*What to work on:* Within the listing below, locate all lines containing the word "mzdata". Copy each one.
* * * * * * * * *
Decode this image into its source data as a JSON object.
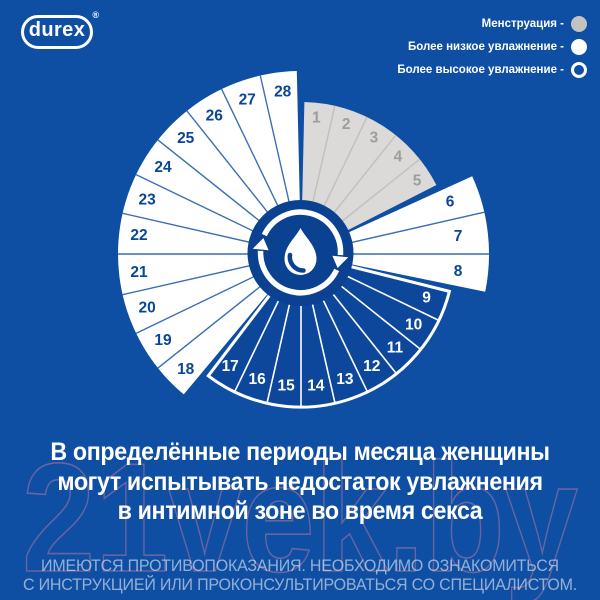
{
  "colors": {
    "background": "#0F4FA3",
    "center_disc": "#0A4190",
    "higher_fill": "#0C479B",
    "lower_fill": "#FFFFFF",
    "menstruation_fill": "#DBDAD8",
    "menstruation_divider": "#C2C1BF",
    "menstruation_number": "#9C9E9E",
    "lower_divider": "#3A6FB4",
    "day_number_blue": "#0A4696",
    "white": "#FFFFFF",
    "watermark_pink": "rgba(228,130,160,0.42)"
  },
  "logo": {
    "text": "durex",
    "registered": "®"
  },
  "legend": {
    "items": [
      {
        "label": "Менструация -",
        "swatch": "gray-filled"
      },
      {
        "label": "Более низкое увлажнение -",
        "swatch": "white-filled"
      },
      {
        "label": "Более высокое увлажнение -",
        "swatch": "white-outline"
      }
    ]
  },
  "wheel": {
    "day_count": 28,
    "groups": [
      {
        "name": "menstruation",
        "days": [
          1,
          2,
          3,
          4,
          5
        ]
      },
      {
        "name": "lower-hydration",
        "days": [
          6,
          7,
          8
        ],
        "emphasized": true
      },
      {
        "name": "higher-hydration",
        "days": [
          9,
          10,
          11,
          12,
          13,
          14,
          15,
          16,
          17
        ]
      },
      {
        "name": "lower-hydration",
        "days": [
          18,
          19,
          20,
          21,
          22,
          23,
          24,
          25,
          26,
          27,
          28
        ]
      }
    ]
  },
  "message": {
    "line1": "В определённые периоды месяца женщины",
    "line2": "могут испытывать недостаток увлажнения",
    "line3": "в интимной зоне во время секса"
  },
  "disclaimer": {
    "line1": "ИМЕЮТСЯ ПРОТИВОПОКАЗАНИЯ. НЕОБХОДИМО ОЗНАКОМИТЬСЯ",
    "line2": "С ИНСТРУКЦИЕЙ ИЛИ ПРОКОНСУЛЬТИРОВАТЬСЯ СО СПЕЦИАЛИСТОМ."
  },
  "watermark": {
    "text": "21vek.by"
  }
}
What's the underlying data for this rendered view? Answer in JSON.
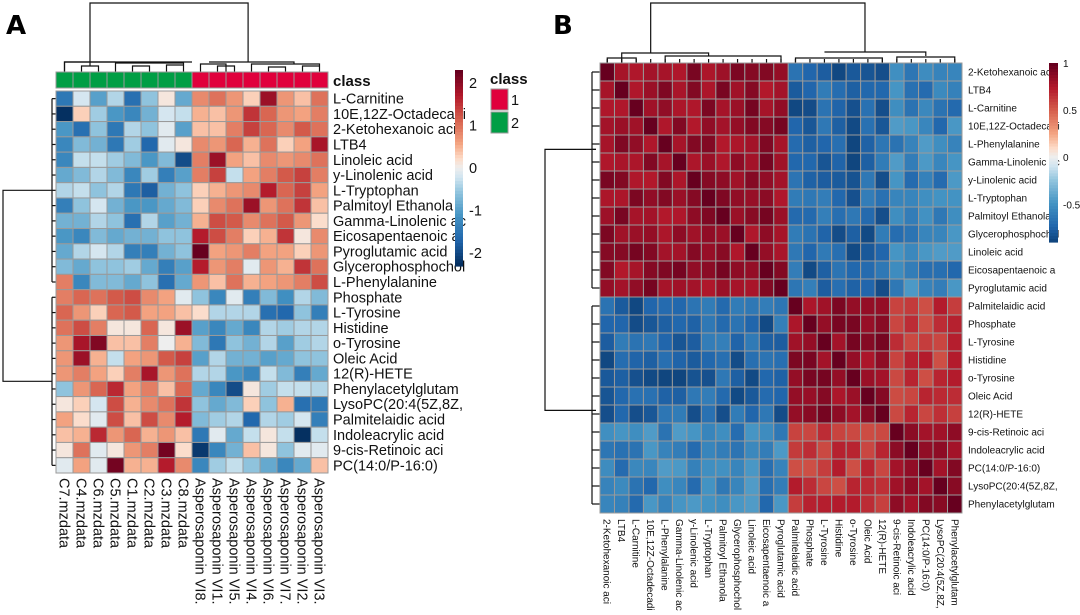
{
  "chart_data": [
    {
      "type": "heatmap",
      "panel": "A",
      "title": "",
      "row_labels": [
        "L-Carnitine",
        "10E,12Z-Octadecadi",
        "2-Ketohexanoic aci",
        "LTB4",
        "Linoleic acid",
        "y-Linolenic acid",
        "L-Tryptophan",
        "Palmitoyl Ethanola",
        "Gamma-Linolenic ac",
        "Eicosapentaenoic a",
        "Pyroglutamic acid",
        "Glycerophosphochol",
        "L-Phenylalanine",
        "Phosphate",
        "L-Tyrosine",
        "Histidine",
        "o-Tyrosine",
        "Oleic Acid",
        "12(R)-HETE",
        "Phenylacetylglutam",
        "LysoPC(20:4(5Z,8Z,",
        "Palmitelaidic acid",
        "Indoleacrylic acid",
        "9-cis-Retinoic aci",
        "PC(14:0/P-16:0)"
      ],
      "col_labels": [
        "C7.mzdata",
        "C4.mzdata",
        "C6.mzdata",
        "C5.mzdata",
        "C1.mzdata",
        "C2.mzdata",
        "C3.mzdata",
        "C8.mzdata",
        "Asperosaponin VI8.",
        "Asperosaponin VI1.",
        "Asperosaponin VI5.",
        "Asperosaponin VI4.",
        "Asperosaponin VI6.",
        "Asperosaponin VI7.",
        "Asperosaponin VI2.",
        "Asperosaponin VI3."
      ],
      "col_class": [
        2,
        2,
        2,
        2,
        2,
        2,
        2,
        2,
        1,
        1,
        1,
        1,
        1,
        1,
        1,
        1
      ],
      "class_annotation_label": "class",
      "class_legend": {
        "title": "class",
        "items": [
          {
            "label": "1",
            "color": "#e0003c"
          },
          {
            "label": "2",
            "color": "#009e45"
          }
        ]
      },
      "colorbar": {
        "ticks": [
          2,
          1,
          0,
          -1,
          -2
        ],
        "range": [
          -2.3,
          2.3
        ],
        "low_color": "#053061",
        "mid_color": "#f0f0f0",
        "high_color": "#67001f"
      },
      "values": [
        [
          -1.5,
          -0.2,
          -1.0,
          -0.4,
          -1.6,
          -0.6,
          0.1,
          -0.9,
          0.8,
          1.0,
          0.7,
          0.3,
          1.9,
          0.7,
          0.4,
          1.0
        ],
        [
          -2.3,
          0.3,
          -0.5,
          -1.1,
          -1.3,
          -0.8,
          -0.2,
          -0.3,
          0.5,
          0.4,
          0.7,
          1.5,
          1.1,
          0.7,
          0.6,
          0.9
        ],
        [
          -1.1,
          -1.6,
          -0.6,
          -1.5,
          -0.4,
          -0.6,
          -0.1,
          -1.0,
          0.4,
          0.4,
          0.9,
          1.4,
          1.1,
          0.8,
          1.2,
          1.0
        ],
        [
          -1.3,
          -0.7,
          -0.8,
          -1.5,
          -0.5,
          -1.7,
          -0.1,
          0.1,
          0.8,
          0.7,
          1.1,
          0.5,
          1.0,
          0.3,
          0.6,
          1.8
        ],
        [
          -1.3,
          -0.3,
          -0.3,
          -0.5,
          -0.7,
          -1.1,
          -0.7,
          -2.0,
          0.9,
          1.9,
          0.6,
          0.4,
          0.8,
          0.7,
          0.8,
          1.0
        ],
        [
          -0.9,
          -0.7,
          -0.4,
          -0.7,
          -1.3,
          -0.5,
          -1.4,
          -1.0,
          0.9,
          1.4,
          -0.3,
          0.6,
          0.9,
          1.2,
          1.4,
          0.9
        ],
        [
          -0.4,
          -0.3,
          -0.6,
          -0.4,
          -1.5,
          -1.8,
          -0.8,
          -0.6,
          0.3,
          0.5,
          0.7,
          0.8,
          1.7,
          1.1,
          1.4,
          0.6
        ],
        [
          -1.4,
          -0.6,
          -0.2,
          -0.8,
          -1.1,
          -1.1,
          -0.9,
          -0.7,
          0.3,
          0.8,
          1.0,
          1.9,
          0.7,
          1.0,
          1.5,
          0.4
        ],
        [
          -0.8,
          -0.8,
          -0.4,
          -0.6,
          -1.6,
          -0.4,
          -1.0,
          -0.8,
          0.5,
          1.3,
          1.2,
          0.8,
          1.0,
          1.2,
          0.7,
          0.2
        ],
        [
          -1.1,
          -1.3,
          -0.7,
          -0.9,
          -0.8,
          -0.8,
          -0.6,
          -0.6,
          1.7,
          1.3,
          0.9,
          0.3,
          0.5,
          1.5,
          0.1,
          0.8
        ],
        [
          -0.9,
          -0.4,
          -0.2,
          -0.4,
          -1.4,
          -1.4,
          -0.8,
          -0.6,
          2.3,
          0.6,
          0.7,
          0.9,
          0.6,
          0.6,
          0.3,
          0.7
        ],
        [
          -0.7,
          -0.9,
          -0.6,
          -0.6,
          -0.5,
          -0.9,
          -1.4,
          -1.0,
          1.7,
          0.7,
          0.9,
          -0.1,
          0.7,
          0.5,
          1.5,
          1.0
        ],
        [
          0.9,
          -1.3,
          -0.7,
          -0.7,
          -0.9,
          -0.6,
          -1.6,
          -0.9,
          0.7,
          0.4,
          1.0,
          0.5,
          0.6,
          0.7,
          0.9,
          1.3
        ],
        [
          0.9,
          1.1,
          1.0,
          1.2,
          1.3,
          0.8,
          0.6,
          -0.1,
          -0.6,
          -1.3,
          -0.1,
          -1.4,
          -0.7,
          -1.2,
          -0.4,
          -0.7
        ],
        [
          1.1,
          0.7,
          0.3,
          1.1,
          1.2,
          0.6,
          0.6,
          0.4,
          0.2,
          -0.4,
          -0.4,
          -0.4,
          -1.6,
          -1.7,
          -0.6,
          -1.4
        ],
        [
          1.0,
          1.3,
          0.9,
          0.1,
          0.1,
          1.1,
          0.1,
          1.9,
          -1.0,
          -1.3,
          -0.9,
          -1.3,
          -0.4,
          -0.5,
          -0.4,
          -0.4
        ],
        [
          0.7,
          1.8,
          2.1,
          0.4,
          0.4,
          0.9,
          0.0,
          0.5,
          -0.7,
          -1.5,
          -0.6,
          -0.8,
          -0.4,
          -1.0,
          -0.5,
          -0.4
        ],
        [
          0.7,
          1.9,
          0.5,
          -0.3,
          0.6,
          0.7,
          1.2,
          1.4,
          -1.0,
          -0.4,
          -0.8,
          -0.8,
          -1.0,
          -0.9,
          -0.6,
          -0.6
        ],
        [
          0.7,
          0.9,
          0.6,
          0.3,
          0.9,
          1.8,
          0.7,
          1.0,
          -0.4,
          -0.4,
          -1.1,
          -1.3,
          -0.3,
          -0.7,
          -1.4,
          -0.9
        ],
        [
          -0.6,
          0.7,
          1.1,
          1.6,
          0.6,
          0.9,
          0.4,
          1.1,
          -0.9,
          -1.3,
          -2.0,
          0.1,
          -0.5,
          -0.3,
          -0.3,
          -0.4
        ],
        [
          0.1,
          0.3,
          -0.2,
          1.3,
          0.5,
          0.8,
          1.0,
          1.5,
          -0.6,
          -0.9,
          -0.7,
          0.3,
          -0.6,
          0.5,
          -1.6,
          -1.5
        ],
        [
          0.6,
          0.2,
          -0.1,
          1.3,
          0.4,
          1.3,
          0.8,
          1.7,
          -0.7,
          -0.5,
          -0.4,
          -1.7,
          -0.4,
          -0.5,
          -0.2,
          -1.4
        ],
        [
          0.4,
          0.5,
          1.6,
          0.7,
          1.1,
          0.5,
          0.7,
          0.4,
          -1.5,
          -0.1,
          -0.9,
          -0.3,
          0.1,
          -0.3,
          -2.3,
          -0.3
        ],
        [
          0.1,
          1.0,
          -0.1,
          0.1,
          0.7,
          0.9,
          2.2,
          0.2,
          -2.2,
          -1.3,
          -0.8,
          0.4,
          0.1,
          -0.6,
          -0.1,
          -0.1
        ],
        [
          -0.1,
          0.6,
          -0.1,
          2.2,
          0.5,
          0.5,
          1.7,
          0.8,
          -1.3,
          -0.5,
          -0.3,
          -0.6,
          -0.9,
          -1.3,
          -0.9,
          0.4
        ]
      ]
    },
    {
      "type": "heatmap",
      "panel": "B",
      "title": "",
      "row_labels": [
        "2-Ketohexanoic aci",
        "LTB4",
        "L-Carnitine",
        "10E,12Z-Octadecadi",
        "L-Phenylalanine",
        "Gamma-Linolenic ac",
        "y-Linolenic acid",
        "L-Tryptophan",
        "Palmitoyl Ethanola",
        "Glycerophosphochol",
        "Linoleic acid",
        "Eicosapentaenoic a",
        "Pyroglutamic acid",
        "Palmitelaidic acid",
        "Phosphate",
        "L-Tyrosine",
        "Histidine",
        "o-Tyrosine",
        "Oleic Acid",
        "12(R)-HETE",
        "9-cis-Retinoic aci",
        "Indoleacrylic acid",
        "PC(14:0/P-16:0)",
        "LysoPC(20:4(5Z,8Z,",
        "Phenylacetylglutam"
      ],
      "col_labels": [
        "2-Ketohexanoic aci",
        "LTB4",
        "L-Carnitine",
        "10E,12Z-Octadecadi",
        "L-Phenylalanine",
        "Gamma-Linolenic ac",
        "y-Linolenic acid",
        "L-Tryptophan",
        "Palmitoyl Ethanola",
        "Glycerophosphochol",
        "Linoleic acid",
        "Eicosapentaenoic a",
        "Pyroglutamic acid",
        "Palmitelaidic acid",
        "Phosphate",
        "L-Tyrosine",
        "Histidine",
        "o-Tyrosine",
        "Oleic Acid",
        "12(R)-HETE",
        "9-cis-Retinoic aci",
        "Indoleacrylic acid",
        "PC(14:0/P-16:0)",
        "LysoPC(20:4(5Z,8Z,",
        "Phenylacetylglutam"
      ],
      "colorbar": {
        "ticks": [
          1,
          0.5,
          0,
          -0.5
        ],
        "range": [
          -0.9,
          1
        ],
        "low_color": "#053061",
        "mid_color": "#f0f0f0",
        "high_color": "#67001f"
      },
      "group_split": 13
    }
  ],
  "panels": {
    "a_letter": "A",
    "b_letter": "B"
  }
}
* * * * * * * * *
*In response:*
        "C7.mzdata",
        "C4.mzdata",
        "C6.mzdata",
        "C5.mzdata",
        "C1.mzdata",
        "C2.mzdata",
        "C3.mzdata",
        "C8.mzdata",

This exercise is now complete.